▶ **Directions**
Pull out every line below that holds the word "Меотийское".

▶ **Exercise material**
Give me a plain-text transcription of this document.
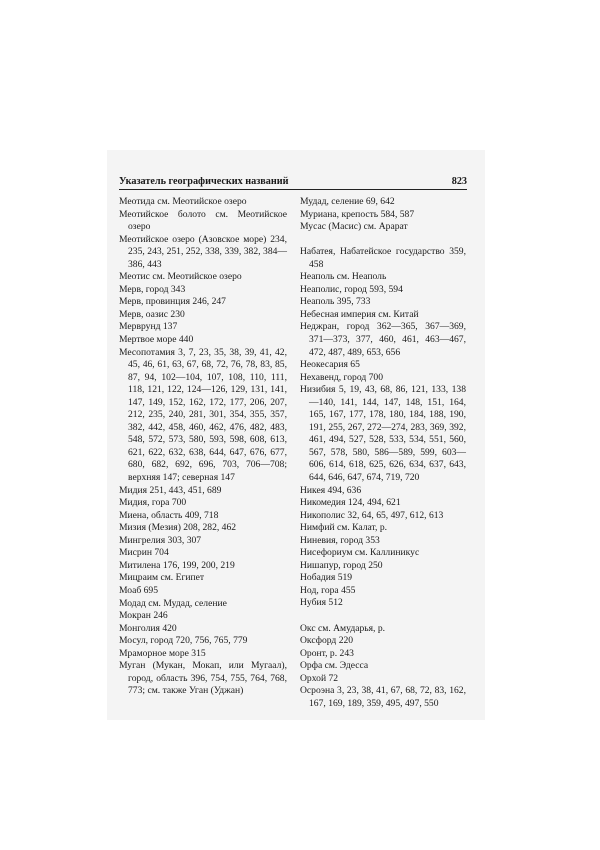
Указатель географических названий	823
Меотида см. Меотийское озеро
Меотийское болото см. Меотийское озеро
Меотийское озеро (Азовское море) 234, 235, 243, 251, 252, 338, 339, 382, 384—386, 443
Меотис см. Меотийское озеро
Мерв, город 343
Мерв, провинция 246, 247
Мерв, оазис 230
Мерврунд 137
Мертвое море 440
Месопотамия 3, 7, 23, 35, 38, 39, 41, 42, 45, 46, 61, 63, 67, 68, 72, 76, 78, 83, 85, 87, 94, 102—104, 107, 108, 110, 111, 118, 121, 122, 124—126, 129, 131, 141, 147, 149, 152, 162, 172, 177, 206, 207, 212, 235, 240, 281, 301, 354, 355, 357, 382, 442, 458, 460, 462, 476, 482, 483, 548, 572, 573, 580, 593, 598, 608, 613, 621, 622, 632, 638, 644, 647, 676, 677, 680, 682, 692, 696, 703, 706—708; верхняя 147; северная 147
Мидия 251, 443, 451, 689
Мидия, гора 700
Миена, область 409, 718
Мизия (Мезия) 208, 282, 462
Мингрелия 303, 307
Мисрин 704
Митилена 176, 199, 200, 219
Мицраим см. Египет
Моаб 695
Модад см. Мудад, селение
Мокран 246
Монголия 420
Мосул, город 720, 756, 765, 779
Мраморное море 315
Муган (Мукан, Мокап, или Мугаал), город, область 396, 754, 755, 764, 768, 773; см. также Уган (Уджан)
Мудад, селение 69, 642
Муриана, крепость 584, 587
Мусас (Масис) см. Арарат
Набатея, Набатейское государство 359, 458
Неаполь см. Неаполь
Неаполис, город 593, 594
Неаполь 395, 733
Небесная империя см. Китай
Неджран, город 362—365, 367—369, 371—373, 377, 460, 461, 463—467, 472, 487, 489, 653, 656
Неокесария 65
Нехавенд, город 700
Низибия 5, 19, 43, 68, 86, 121, 133, 138—140, 141, 144, 147, 148, 151, 164, 165, 167, 177, 178, 180, 184, 188, 190, 191, 255, 267, 272—274, 283, 369, 392, 461, 494, 527, 528, 533, 534, 551, 560, 567, 578, 580, 586—589, 599, 603—606, 614, 618, 625, 626, 634, 637, 643, 644, 646, 647, 674, 719, 720
Никея 494, 636
Никомедия 124, 494, 621
Никополис 32, 64, 65, 497, 612, 613
Нимфий см. Калат, р.
Ниневия, город 353
Нисефориум см. Каллиникус
Нишапур, город 250
Нобадия 519
Нод, гора 455
Нубия 512
Окс см. Амударья, р.
Оксфорд 220
Оронт, р. 243
Орфа см. Эдесса
Орхой 72
Осроэна 3, 23, 38, 41, 67, 68, 72, 83, 162, 167, 169, 189, 359, 495, 497, 550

▶ **Reply to the task**
Меотида см. Меотийское озеро
Меотийское болото см. Меотийское озеро
Меотийское озеро (Азовское море) 234, 235, 243, 251, 252, 338, 339, 382, 384—386, 443
Меотис см. Меотийское озеро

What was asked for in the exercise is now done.